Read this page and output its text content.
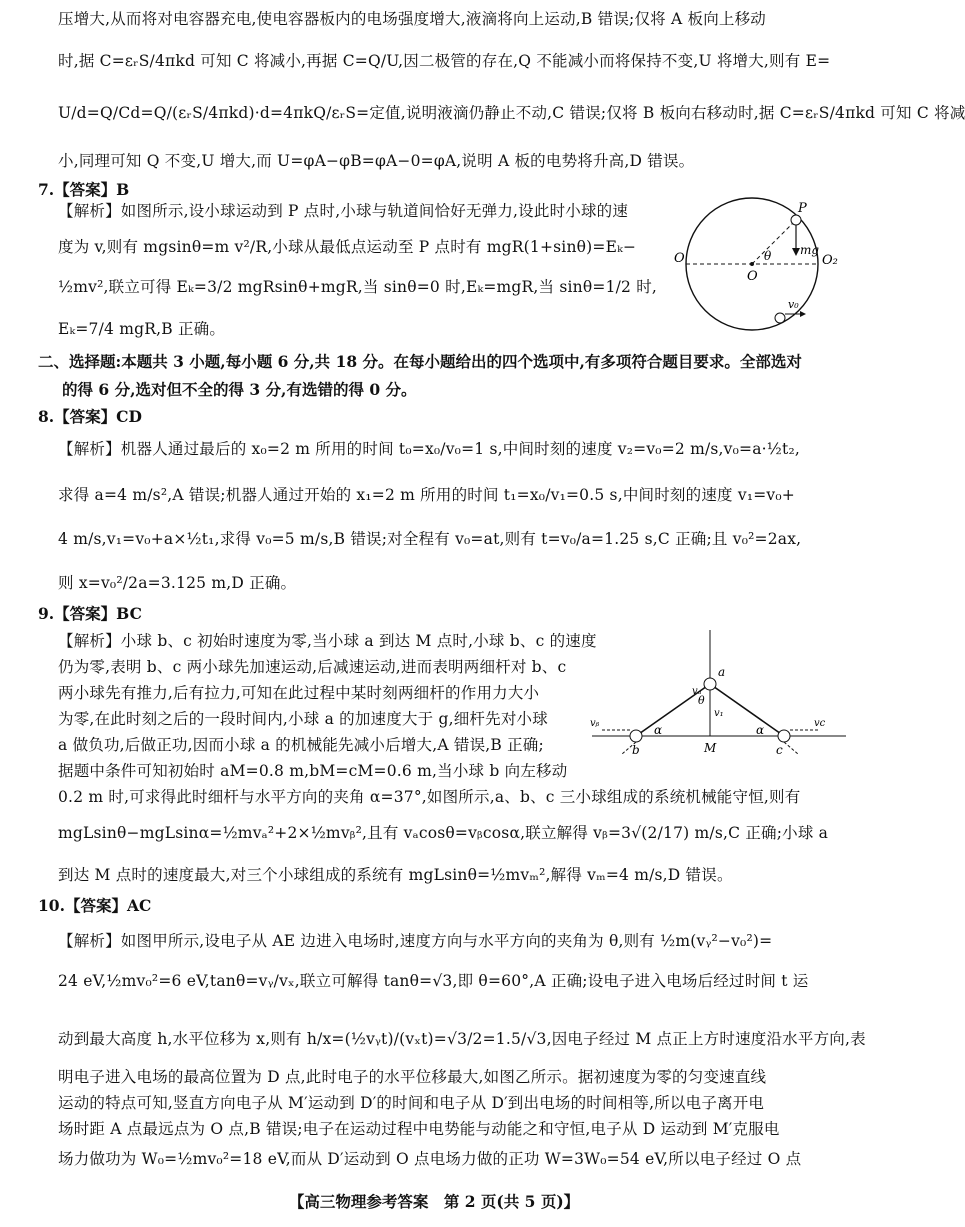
压增大,从而将对电容器充电,使电容器板内的电场强度增大,液滴将向上运动,B 错误;仅将 A 板向上移动
时,据 C=εᵣS/4πkd 可知 C 将减小,再据 C=Q/U,因二极管的存在,Q 不能减小而将保持不变,U 将增大,则有 E=
U/d=Q/Cd=Q/(εᵣS/4πkd)·d=4πkQ/εᵣS=定值,说明液滴仍静止不动,C 错误;仅将 B 板向右移动时,据 C=εᵣS/4πkd 可知 C 将减
小,同理可知 Q 不变,U 增大,而 U=φA−φB=φA−0=φA,说明 A 板的电势将升高,D 错误。
7.【答案】B
【解析】如图所示,设小球运动到 P 点时,小球与轨道间恰好无弹力,设此时小球的速
度为 v,则有 mgsinθ=m v²/R,小球从最低点运动至 P 点时有 mgR(1+sinθ)=Eₖ−
½mv²,联立可得 Eₖ=3/2 mgRsinθ+mgR,当 sinθ=0 时,Eₖ=mgR,当 sinθ=1/2 时,
Eₖ=7/4 mgR,B 正确。
P
O
O
O₂
θ mg
v₀
二、选择题:本题共 3 小题,每小题 6 分,共 18 分。在每小题给出的四个选项中,有多项符合题目要求。全部选对
的得 6 分,选对但不全的得 3 分,有选错的得 0 分。
8.【答案】CD
【解析】机器人通过最后的 x₀=2 m 所用的时间 t₀=x₀/v₀=1 s,中间时刻的速度 v₂=v₀=2 m/s,v₀=a·½t₂,
求得 a=4 m/s²,A 错误;机器人通过开始的 x₁=2 m 所用的时间 t₁=x₀/v₁=0.5 s,中间时刻的速度 v₁=v₀+
4 m/s,v₁=v₀+a×½t₁,求得 v₀=5 m/s,B 错误;对全程有 v₀=at,则有 t=v₀/a=1.25 s,C 正确;且 v₀²=2ax,
则 x=v₀²/2a=3.125 m,D 正确。
9.【答案】BC
【解析】小球 b、c 初始时速度为零,当小球 a 到达 M 点时,小球 b、c 的速度
仍为零,表明 b、c 两小球先加速运动,后减速运动,进而表明两细杆对 b、c
两小球先有推力,后有拉力,可知在此过程中某时刻两细杆的作用力大小
为零,在此时刻之后的一段时间内,小球 a 的加速度大于 g,细杆先对小球
a 做负功,后做正功,因而小球 a 的机械能先减小后增大,A 错误,B 正确;
据题中条件可知初始时 aM=0.8 m,bM=cM=0.6 m,当小球 b 向左移动
0.2 m 时,可求得此时细杆与水平方向的夹角 α=37°,如图所示,a、b、c 三小球组成的系统机械能守恒,则有
mgLsinθ−mgLsinα=½mvₐ²+2×½mvᵦ²,且有 vₐcosθ=vᵦcosα,联立解得 vᵦ=3√(2/17) m/s,C 正确;小球 a
到达 M 点时的速度最大,对三个小球组成的系统有 mgLsinθ=½mvₘ²,解得 vₘ=4 m/s,D 错误。
a
b	c
M
α	α
θ
vₐ
vᵦ	vc
v₁
10.【答案】AC
【解析】如图甲所示,设电子从 AE 边进入电场时,速度方向与水平方向的夹角为 θ,则有 ½m(vᵧ²−v₀²)=
24 eV,½mv₀²=6 eV,tanθ=vᵧ/vₓ,联立可解得 tanθ=√3,即 θ=60°,A 正确;设电子进入电场后经过时间 t 运
动到最大高度 h,水平位移为 x,则有 h/x=(½vᵧt)/(vₓt)=√3/2=1.5/√3,因电子经过 M 点正上方时速度沿水平方向,表
明电子进入电场的最高位置为 D 点,此时电子的水平位移最大,如图乙所示。据初速度为零的匀变速直线
运动的特点可知,竖直方向电子从 M′运动到 D′的时间和电子从 D′到出电场的时间相等,所以电子离开电
场时距 A 点最远点为 O 点,B 错误;电子在运动过程中电势能与动能之和守恒,电子从 D 运动到 M′克服电
场力做功为 W₀=½mv₀²=18 eV,而从 D′运动到 O 点电场力做的正功 W=3W₀=54 eV,所以电子经过 O 点
【高三物理参考答案　第 2 页(共 5 页)】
+++
__Short exercise__:
From the data above, copy out every line with the string "所用的时间" in it.

__Final result__:
【解析】机器人通过最后的 x₀=2 m 所用的时间 t₀=x₀/v₀=1 s,中间时刻的速度 v₂=v₀=2 m/s,v₀=a·½t₂,
求得 a=4 m/s²,A 错误;机器人通过开始的 x₁=2 m 所用的时间 t₁=x₀/v₁=0.5 s,中间时刻的速度 v₁=v₀+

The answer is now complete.